<<<<
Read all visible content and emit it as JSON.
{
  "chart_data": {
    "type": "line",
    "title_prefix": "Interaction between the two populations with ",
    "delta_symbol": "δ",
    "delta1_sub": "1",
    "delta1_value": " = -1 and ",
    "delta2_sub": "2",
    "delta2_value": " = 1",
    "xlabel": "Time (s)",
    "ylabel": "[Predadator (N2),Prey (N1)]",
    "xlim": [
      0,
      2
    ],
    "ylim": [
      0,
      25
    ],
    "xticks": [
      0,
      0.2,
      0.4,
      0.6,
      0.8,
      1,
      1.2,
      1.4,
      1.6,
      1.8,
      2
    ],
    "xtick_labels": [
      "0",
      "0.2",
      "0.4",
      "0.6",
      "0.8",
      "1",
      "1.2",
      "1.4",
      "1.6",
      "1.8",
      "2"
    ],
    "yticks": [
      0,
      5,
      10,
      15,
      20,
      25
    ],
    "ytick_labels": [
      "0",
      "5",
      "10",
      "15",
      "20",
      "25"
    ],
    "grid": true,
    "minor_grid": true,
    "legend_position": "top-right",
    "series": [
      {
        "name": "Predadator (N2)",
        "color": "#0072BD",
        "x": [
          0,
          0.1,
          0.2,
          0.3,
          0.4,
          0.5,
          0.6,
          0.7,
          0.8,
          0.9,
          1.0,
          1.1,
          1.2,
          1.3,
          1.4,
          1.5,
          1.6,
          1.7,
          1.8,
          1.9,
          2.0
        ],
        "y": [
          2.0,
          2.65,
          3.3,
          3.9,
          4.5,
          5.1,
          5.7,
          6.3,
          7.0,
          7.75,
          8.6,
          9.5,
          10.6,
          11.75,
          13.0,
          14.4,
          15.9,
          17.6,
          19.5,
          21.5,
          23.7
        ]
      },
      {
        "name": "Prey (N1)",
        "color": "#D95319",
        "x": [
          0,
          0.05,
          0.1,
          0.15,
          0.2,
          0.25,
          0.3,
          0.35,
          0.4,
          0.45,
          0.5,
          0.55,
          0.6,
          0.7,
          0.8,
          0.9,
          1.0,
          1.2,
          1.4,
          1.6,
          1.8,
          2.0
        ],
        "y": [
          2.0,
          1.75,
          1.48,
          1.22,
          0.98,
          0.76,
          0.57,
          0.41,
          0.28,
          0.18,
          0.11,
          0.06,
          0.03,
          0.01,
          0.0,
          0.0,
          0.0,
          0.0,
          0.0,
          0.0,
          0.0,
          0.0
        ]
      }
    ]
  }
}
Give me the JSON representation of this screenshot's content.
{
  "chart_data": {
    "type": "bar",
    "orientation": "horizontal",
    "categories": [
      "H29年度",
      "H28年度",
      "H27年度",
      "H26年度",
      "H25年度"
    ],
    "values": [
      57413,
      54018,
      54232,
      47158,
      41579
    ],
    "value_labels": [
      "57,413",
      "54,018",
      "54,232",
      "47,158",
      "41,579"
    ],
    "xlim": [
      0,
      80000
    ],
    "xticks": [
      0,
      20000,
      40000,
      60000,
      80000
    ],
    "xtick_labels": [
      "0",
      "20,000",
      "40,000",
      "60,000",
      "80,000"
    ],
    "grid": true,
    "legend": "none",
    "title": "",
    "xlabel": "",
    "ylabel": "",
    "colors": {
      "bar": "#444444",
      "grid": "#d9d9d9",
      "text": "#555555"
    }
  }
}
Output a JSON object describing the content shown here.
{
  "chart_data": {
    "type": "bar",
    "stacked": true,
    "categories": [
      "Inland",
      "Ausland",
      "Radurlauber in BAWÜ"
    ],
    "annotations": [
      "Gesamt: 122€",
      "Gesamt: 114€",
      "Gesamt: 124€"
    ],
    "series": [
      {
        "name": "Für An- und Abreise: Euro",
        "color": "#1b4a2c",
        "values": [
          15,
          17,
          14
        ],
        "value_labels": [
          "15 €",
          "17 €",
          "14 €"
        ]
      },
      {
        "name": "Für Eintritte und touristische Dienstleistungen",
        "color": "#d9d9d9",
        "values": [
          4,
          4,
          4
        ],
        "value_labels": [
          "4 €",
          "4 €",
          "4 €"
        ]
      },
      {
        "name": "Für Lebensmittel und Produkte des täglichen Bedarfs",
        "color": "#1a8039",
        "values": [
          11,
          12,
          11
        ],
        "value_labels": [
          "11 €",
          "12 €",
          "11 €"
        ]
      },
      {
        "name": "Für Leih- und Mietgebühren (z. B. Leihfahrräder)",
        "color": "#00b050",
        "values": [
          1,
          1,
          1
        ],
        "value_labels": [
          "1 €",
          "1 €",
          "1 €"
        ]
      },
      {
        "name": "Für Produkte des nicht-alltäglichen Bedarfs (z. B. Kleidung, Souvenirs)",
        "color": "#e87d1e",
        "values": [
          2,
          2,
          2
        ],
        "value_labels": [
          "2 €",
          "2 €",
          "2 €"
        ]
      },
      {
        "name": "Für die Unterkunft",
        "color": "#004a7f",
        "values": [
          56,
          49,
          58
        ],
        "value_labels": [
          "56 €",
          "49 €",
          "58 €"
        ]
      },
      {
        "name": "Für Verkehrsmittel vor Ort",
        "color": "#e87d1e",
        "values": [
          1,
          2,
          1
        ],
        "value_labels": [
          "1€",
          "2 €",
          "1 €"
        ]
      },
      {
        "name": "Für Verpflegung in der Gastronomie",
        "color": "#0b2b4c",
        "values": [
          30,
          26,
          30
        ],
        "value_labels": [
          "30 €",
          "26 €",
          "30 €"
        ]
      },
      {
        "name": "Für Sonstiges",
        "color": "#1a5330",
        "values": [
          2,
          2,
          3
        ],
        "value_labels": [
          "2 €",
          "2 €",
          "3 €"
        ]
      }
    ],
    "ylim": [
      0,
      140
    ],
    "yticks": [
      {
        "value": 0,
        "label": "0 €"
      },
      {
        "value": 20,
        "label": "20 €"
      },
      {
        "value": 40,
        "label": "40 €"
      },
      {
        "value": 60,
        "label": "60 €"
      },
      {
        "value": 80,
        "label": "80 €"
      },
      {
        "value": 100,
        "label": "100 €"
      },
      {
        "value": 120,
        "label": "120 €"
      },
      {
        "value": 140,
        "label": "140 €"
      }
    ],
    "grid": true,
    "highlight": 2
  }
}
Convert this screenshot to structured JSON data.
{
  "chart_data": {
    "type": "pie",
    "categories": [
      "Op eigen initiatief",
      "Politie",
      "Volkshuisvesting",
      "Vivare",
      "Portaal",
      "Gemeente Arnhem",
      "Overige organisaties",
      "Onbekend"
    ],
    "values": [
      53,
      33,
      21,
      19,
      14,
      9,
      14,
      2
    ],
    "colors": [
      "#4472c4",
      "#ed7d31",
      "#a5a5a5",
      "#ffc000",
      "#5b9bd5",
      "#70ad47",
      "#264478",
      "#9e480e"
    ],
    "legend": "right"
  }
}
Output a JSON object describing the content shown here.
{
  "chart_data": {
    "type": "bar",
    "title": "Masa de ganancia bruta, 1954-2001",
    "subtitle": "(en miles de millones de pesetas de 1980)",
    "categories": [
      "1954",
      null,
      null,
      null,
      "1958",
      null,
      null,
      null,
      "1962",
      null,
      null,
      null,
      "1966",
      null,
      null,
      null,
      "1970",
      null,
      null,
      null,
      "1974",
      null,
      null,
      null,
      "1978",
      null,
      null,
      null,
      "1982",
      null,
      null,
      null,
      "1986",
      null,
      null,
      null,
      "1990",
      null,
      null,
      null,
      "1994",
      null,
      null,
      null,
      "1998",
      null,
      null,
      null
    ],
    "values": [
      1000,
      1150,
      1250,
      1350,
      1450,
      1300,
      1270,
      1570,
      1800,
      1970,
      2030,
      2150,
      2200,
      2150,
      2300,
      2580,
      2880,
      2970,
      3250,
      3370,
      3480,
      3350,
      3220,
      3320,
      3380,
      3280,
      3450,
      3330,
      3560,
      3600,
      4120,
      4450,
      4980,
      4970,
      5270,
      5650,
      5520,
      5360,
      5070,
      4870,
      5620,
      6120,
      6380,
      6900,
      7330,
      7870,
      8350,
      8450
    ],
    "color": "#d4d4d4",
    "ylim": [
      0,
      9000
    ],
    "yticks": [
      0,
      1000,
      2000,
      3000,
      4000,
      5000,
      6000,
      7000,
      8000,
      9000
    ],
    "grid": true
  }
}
>>>>
Task to carry out:
Locate the lines above that hold the word "screenshot". Show every one of them.

Expected answer:
Give me the JSON representation of this screenshot's content.
Convert this screenshot to structured JSON data.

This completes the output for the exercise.